Extracted data entries ->
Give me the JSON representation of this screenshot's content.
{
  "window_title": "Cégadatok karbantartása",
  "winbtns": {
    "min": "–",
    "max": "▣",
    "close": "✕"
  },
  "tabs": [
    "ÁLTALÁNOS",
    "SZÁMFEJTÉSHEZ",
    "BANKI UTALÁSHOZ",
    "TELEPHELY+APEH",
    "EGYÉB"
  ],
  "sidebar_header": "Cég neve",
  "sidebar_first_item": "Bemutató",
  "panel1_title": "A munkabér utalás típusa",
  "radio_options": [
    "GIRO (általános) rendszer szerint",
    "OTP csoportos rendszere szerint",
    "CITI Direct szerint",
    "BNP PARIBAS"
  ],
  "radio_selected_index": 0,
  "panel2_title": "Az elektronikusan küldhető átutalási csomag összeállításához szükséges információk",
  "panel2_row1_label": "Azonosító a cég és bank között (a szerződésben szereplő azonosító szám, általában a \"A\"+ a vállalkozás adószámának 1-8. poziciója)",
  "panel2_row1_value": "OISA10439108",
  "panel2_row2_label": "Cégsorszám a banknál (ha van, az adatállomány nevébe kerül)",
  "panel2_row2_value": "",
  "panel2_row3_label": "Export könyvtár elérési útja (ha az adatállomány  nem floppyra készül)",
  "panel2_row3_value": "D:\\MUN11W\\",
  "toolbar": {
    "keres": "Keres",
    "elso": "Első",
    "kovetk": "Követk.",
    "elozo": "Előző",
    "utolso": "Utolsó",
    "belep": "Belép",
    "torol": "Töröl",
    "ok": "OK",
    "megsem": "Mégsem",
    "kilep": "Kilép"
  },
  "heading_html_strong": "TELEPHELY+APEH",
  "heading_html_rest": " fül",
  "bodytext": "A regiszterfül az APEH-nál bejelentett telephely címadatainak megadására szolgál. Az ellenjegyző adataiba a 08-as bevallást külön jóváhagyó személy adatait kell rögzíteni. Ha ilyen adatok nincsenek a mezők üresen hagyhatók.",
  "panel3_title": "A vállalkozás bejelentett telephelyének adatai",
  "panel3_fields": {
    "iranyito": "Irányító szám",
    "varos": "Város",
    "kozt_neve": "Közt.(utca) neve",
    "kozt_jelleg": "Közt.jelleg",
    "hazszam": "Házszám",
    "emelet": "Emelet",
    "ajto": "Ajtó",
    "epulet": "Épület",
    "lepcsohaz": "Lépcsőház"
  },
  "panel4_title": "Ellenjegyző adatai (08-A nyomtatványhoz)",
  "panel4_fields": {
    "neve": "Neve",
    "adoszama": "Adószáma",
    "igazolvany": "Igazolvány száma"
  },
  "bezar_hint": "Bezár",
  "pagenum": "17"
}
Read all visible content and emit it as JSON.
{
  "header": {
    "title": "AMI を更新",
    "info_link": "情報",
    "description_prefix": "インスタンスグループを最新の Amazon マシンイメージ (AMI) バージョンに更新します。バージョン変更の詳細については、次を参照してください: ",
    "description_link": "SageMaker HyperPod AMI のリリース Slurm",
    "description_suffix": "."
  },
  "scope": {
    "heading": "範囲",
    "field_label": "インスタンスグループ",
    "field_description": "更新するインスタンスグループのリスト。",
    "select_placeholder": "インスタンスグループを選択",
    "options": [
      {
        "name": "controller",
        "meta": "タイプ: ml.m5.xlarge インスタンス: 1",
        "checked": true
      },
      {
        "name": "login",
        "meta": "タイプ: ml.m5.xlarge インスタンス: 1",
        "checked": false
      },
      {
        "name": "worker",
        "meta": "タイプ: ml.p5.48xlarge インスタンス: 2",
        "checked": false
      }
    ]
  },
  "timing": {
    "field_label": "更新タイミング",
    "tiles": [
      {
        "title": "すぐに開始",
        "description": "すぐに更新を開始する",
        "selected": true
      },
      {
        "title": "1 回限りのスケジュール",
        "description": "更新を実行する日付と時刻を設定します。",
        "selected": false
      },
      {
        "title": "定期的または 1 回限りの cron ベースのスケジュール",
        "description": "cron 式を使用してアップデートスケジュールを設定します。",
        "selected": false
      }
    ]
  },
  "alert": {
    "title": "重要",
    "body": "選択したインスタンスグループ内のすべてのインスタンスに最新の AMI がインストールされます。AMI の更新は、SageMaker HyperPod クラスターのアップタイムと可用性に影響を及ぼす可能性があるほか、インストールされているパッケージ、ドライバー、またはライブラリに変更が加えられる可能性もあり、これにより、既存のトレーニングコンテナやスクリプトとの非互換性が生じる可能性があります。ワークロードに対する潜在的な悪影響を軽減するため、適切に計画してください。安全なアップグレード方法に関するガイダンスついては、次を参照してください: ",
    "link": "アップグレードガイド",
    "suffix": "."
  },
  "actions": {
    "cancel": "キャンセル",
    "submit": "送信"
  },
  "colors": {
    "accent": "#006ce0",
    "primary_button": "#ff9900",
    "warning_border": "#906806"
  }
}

Exercise goal ->
Return every entry exactly as given.

Reply ->
Give me the JSON representation of this screenshot's content.
{
  "window_title": "Cégadatok karbantartása",
  "winbtns": {
    "min": "–",
    "max": "▣",
    "close": "✕"
  },
  "tabs": [
    "ÁLTALÁNOS",
    "SZÁMFEJTÉSHEZ",
    "BANKI UTALÁSHOZ",
    "TELEPHELY+APEH",
    "EGYÉB"
  ],
  "sidebar_header": "Cég neve",
  "sidebar_first_item": "Bemutató",
  "panel1_title": "A munkabér utalás típusa",
  "radio_options": [
    "GIRO (általános) rendszer szerint",
    "OTP csoportos rendszere szerint",
    "CITI Direct szerint",
    "BNP PARIBAS"
  ],
  "radio_selected_index": 0,
  "panel2_title": "Az elektronikusan küldhető átutalási csomag összeállításához szükséges információk",
  "panel2_row1_label": "Azonosító a cég és bank között (a szerződésben szereplő azonosító szám, általában a \"A\"+ a vállalkozás adószámának 1-8. poziciója)",
  "panel2_row1_value": "OISA10439108",
  "panel2_row2_label": "Cégsorszám a banknál (ha van, az adatállomány nevébe kerül)",
  "panel2_row2_value": "",
  "panel2_row3_label": "Export könyvtár elérési útja (ha az adatállomány  nem floppyra készül)",
  "panel2_row3_value": "D:\\MUN11W\\",
  "toolbar": {
    "keres": "Keres",
    "elso": "Első",
    "kovetk": "Követk.",
    "elozo": "Előző",
    "utolso": "Utolsó",
    "belep": "Belép",
    "torol": "Töröl",
    "ok": "OK",
    "megsem": "Mégsem",
    "kilep": "Kilép"
  },
  "heading_html_strong": "TELEPHELY+APEH",
  "heading_html_rest": " fül",
  "bodytext": "A regiszterfül az APEH-nál bejelentett telephely címadatainak megadására szolgál. Az ellenjegyző adataiba a 08-as bevallást külön jóváhagyó személy adatait kell rögzíteni. Ha ilyen adatok nincsenek a mezők üresen hagyhatók.",
  "panel3_title": "A vállalkozás bejelentett telephelyének adatai",
  "panel3_fields": {
    "iranyito": "Irányító szám",
    "varos": "Város",
    "kozt_neve": "Közt.(utca) neve",
    "kozt_jelleg": "Közt.jelleg",
    "hazszam": "Házszám",
    "emelet": "Emelet",
    "ajto": "Ajtó",
    "epulet": "Épület",
    "lepcsohaz": "Lépcsőház"
  },
  "panel4_title": "Ellenjegyző adatai (08-A nyomtatványhoz)",
  "panel4_fields": {
    "neve": "Neve",
    "adoszama": "Adószáma",
    "igazolvany": "Igazolvány száma"
  },
  "bezar_hint": "Bezár",
  "pagenum": "17"
}
Read all visible content and emit it as JSON.
{
  "header": {
    "title": "AMI を更新",
    "info_link": "情報",
    "description_prefix": "インスタンスグループを最新の Amazon マシンイメージ (AMI) バージョンに更新します。バージョン変更の詳細については、次を参照してください: ",
    "description_link": "SageMaker HyperPod AMI のリリース Slurm",
    "description_suffix": "."
  },
  "scope": {
    "heading": "範囲",
    "field_label": "インスタンスグループ",
    "field_description": "更新するインスタンスグループのリスト。",
    "select_placeholder": "インスタンスグループを選択",
    "options": [
      {
        "name": "controller",
        "meta": "タイプ: ml.m5.xlarge インスタンス: 1",
        "checked": true
      },
      {
        "name": "login",
        "meta": "タイプ: ml.m5.xlarge インスタンス: 1",
        "checked": false
      },
      {
        "name": "worker",
        "meta": "タイプ: ml.p5.48xlarge インスタンス: 2",
        "checked": false
      }
    ]
  },
  "timing": {
    "field_label": "更新タイミング",
    "tiles": [
      {
        "title": "すぐに開始",
        "description": "すぐに更新を開始する",
        "selected": true
      },
      {
        "title": "1 回限りのスケジュール",
        "description": "更新を実行する日付と時刻を設定します。",
        "selected": false
      },
      {
        "title": "定期的または 1 回限りの cron ベースのスケジュール",
        "description": "cron 式を使用してアップデートスケジュールを設定します。",
        "selected": false
      }
    ]
  },
  "alert": {
    "title": "重要",
    "body": "選択したインスタンスグループ内のすべてのインスタンスに最新の AMI がインストールされます。AMI の更新は、SageMaker HyperPod クラスターのアップタイムと可用性に影響を及ぼす可能性があるほか、インストールされているパッケージ、ドライバー、またはライブラリに変更が加えられる可能性もあり、これにより、既存のトレーニングコンテナやスクリプトとの非互換性が生じる可能性があります。ワークロードに対する潜在的な悪影響を軽減するため、適切に計画してください。安全なアップグレード方法に関するガイダンスついては、次を参照してください: ",
    "link": "アップグレードガイド",
    "suffix": "."
  },
  "actions": {
    "cancel": "キャンセル",
    "submit": "送信"
  },
  "colors": {
    "accent": "#006ce0",
    "primary_button": "#ff9900",
    "warning_border": "#906806"
  }
}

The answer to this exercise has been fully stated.